==== SELECTED EXTRACT ====

We live in a world of dizzying technological progress. In my own lifetime (I’m dating myself!), TV has gone from a novelty owned by a very few Americans, with a narrow selection of shows (almost all wholesome), to a domineering presence in almost all American homes, where it spews forth sensuality, violence, and anti-family programs which we watch for an average of over three hours per day per person. Somehow, I made it through college without the photocopy machine. I was through seminary and several years in the ministry before the personal computer became available. The last few years have brought the fax machine, the computer modem, and the Internet.

If you go back to my grandparent’s childhood years (100 years ago), it was a whole different world. There were no paved roads or cars, no airplanes (let alone space travel--my grandfather died insisting that men on the moon were just a TV fantasy). The telephone and electric light bulb were new inventions. Most modern household appliances did not exist. Even the radio was still future. Medical knowledge was in its infancy compared to today.

As Christians, we are called to live in this world and to use the things of the world, and yet not to be conformed to its man-centered ways. It’s easy to get squeezed into this world’s mold, so that God subtly gets squeezed out. To make progress without God is to be like the man who climbed the ladder of success only to discover that it was leaning against the wrong wall. Someone has said, “Is it progress if you get a cannibal to use a knife and fork?” Progress without God leads no where; true progress comes only through submission to God.

==== SOURCE MATERIAL ====

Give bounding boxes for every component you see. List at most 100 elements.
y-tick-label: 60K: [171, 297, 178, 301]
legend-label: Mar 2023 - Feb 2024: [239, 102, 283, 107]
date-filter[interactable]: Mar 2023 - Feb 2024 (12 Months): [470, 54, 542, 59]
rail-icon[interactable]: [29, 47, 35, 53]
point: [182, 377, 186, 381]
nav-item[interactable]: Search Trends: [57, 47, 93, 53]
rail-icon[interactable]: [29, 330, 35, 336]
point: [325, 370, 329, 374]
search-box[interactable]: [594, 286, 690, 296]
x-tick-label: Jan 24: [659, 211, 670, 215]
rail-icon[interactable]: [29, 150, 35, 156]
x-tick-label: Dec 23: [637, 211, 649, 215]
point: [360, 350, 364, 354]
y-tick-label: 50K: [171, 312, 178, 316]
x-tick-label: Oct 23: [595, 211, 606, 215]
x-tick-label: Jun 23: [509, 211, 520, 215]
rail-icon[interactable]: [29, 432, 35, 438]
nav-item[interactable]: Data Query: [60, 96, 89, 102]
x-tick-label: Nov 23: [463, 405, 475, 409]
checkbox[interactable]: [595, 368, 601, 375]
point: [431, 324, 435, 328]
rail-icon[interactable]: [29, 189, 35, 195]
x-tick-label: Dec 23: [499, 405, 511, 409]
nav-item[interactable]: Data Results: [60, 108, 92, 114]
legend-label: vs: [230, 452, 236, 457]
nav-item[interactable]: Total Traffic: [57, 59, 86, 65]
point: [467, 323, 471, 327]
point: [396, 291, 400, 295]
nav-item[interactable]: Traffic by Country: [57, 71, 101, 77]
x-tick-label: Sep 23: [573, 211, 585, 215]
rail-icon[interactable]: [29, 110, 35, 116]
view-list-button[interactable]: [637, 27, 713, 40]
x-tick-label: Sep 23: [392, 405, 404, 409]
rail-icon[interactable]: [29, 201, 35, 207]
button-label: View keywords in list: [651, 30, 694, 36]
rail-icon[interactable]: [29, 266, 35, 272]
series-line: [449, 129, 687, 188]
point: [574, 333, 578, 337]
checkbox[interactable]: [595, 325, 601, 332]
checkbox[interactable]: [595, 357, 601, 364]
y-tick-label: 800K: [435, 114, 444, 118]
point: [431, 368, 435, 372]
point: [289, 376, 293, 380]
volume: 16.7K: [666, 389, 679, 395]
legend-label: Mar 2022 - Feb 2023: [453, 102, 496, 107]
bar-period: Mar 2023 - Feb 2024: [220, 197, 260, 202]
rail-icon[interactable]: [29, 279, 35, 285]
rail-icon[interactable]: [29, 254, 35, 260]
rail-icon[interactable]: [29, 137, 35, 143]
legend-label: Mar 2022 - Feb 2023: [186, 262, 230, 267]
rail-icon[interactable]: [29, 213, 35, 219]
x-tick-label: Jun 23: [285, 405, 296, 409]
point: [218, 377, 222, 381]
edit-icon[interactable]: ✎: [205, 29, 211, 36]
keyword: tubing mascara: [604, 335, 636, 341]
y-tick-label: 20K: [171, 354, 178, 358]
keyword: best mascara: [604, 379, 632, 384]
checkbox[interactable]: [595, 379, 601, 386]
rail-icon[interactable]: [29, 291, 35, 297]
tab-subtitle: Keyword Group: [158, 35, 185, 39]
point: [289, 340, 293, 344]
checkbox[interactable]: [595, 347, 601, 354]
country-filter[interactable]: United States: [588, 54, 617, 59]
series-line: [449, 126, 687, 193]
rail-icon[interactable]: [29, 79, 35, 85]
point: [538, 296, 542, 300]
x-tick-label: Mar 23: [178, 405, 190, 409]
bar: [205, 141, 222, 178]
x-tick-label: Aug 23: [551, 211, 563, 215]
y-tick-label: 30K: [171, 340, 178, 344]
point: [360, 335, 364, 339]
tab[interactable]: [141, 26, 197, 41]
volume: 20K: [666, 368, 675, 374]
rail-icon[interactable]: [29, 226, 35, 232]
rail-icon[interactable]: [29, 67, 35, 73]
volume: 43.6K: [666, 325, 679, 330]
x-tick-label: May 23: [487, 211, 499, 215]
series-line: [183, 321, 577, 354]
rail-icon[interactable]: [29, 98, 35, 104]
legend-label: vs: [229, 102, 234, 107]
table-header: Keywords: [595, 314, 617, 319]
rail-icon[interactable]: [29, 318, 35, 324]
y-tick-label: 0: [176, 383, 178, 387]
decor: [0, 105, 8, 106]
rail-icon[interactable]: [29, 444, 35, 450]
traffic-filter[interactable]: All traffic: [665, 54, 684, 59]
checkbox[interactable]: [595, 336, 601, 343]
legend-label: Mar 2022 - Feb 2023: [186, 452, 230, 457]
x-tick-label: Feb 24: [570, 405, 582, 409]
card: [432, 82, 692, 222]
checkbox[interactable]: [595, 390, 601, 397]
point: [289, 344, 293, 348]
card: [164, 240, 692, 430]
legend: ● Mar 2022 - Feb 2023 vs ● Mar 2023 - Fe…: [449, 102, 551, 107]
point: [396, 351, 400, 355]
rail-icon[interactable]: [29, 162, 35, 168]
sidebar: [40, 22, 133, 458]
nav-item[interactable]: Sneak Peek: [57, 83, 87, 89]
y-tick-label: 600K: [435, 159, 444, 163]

====

- REQUIRED WORK -
a - Edit the stretch of the passage on technological progress from "If you go back" through "compared to today.", replacing "radio" with "phonograph".
b - Resume the passage on technological progress, picking up right after its last sentence.

- RESULTS OF THE TASKS -
a -
If you go back to my grandparent’s childhood years (100 years ago), it was a whole different world. There were no paved roads or cars, no airplanes (let alone space travel--my grandfather died insisting that men on the moon were just a TV fantasy). The telephone and electric light bulb were new inventions. Most modern household appliances did not exist. Even the phonograph was still future. Medical knowledge was in its infancy compared to today.

b -
In Genesis 4:16-26 we see, in Cain’s descendants, the world caught up with progress without God. But at the end of the chapter there is a glimmer of hope in the descendants of Seth, a remnant of people who call upon God. These two strands of people--the worldly and the godly--write human history. They teach us that ...

Progress without God is illusory; progress with God is true progress.

1. Progress without God is illusory (4:16-24).

After murdering his brother, Cain refused God’s offer to repent. Instead, he “went out from the presence of the Lord, and settled in the land of Nod [= wandering]” (4:16). To go out from the presence of God means that Cain turned his back on God. He and his wife had children and grandchildren, he built a city, his descendants developed a number of innovations, and life went on. It sounds a lot like our world. There is progress; but it is only apparent progress, because it is progress without God.

Before we go farther, we need to answer the questions you’re all wondering about: Where did Cain get his wife? and, Where did the people come from to populate a city? With regard to Cain’s wife, Genesis 5:4 states that during Adam’s long life, he had many sons and daughters besides those named in these chapters. Someone has conservatively estimated that in his 930 years (which I take literally) Adam could easily have over a million descendants. So Cain (probably before murdering Abel) married one of his sisters (or nieces), who went east with him. God had not yet forbidden incest, which later in human history would cause genetic problems.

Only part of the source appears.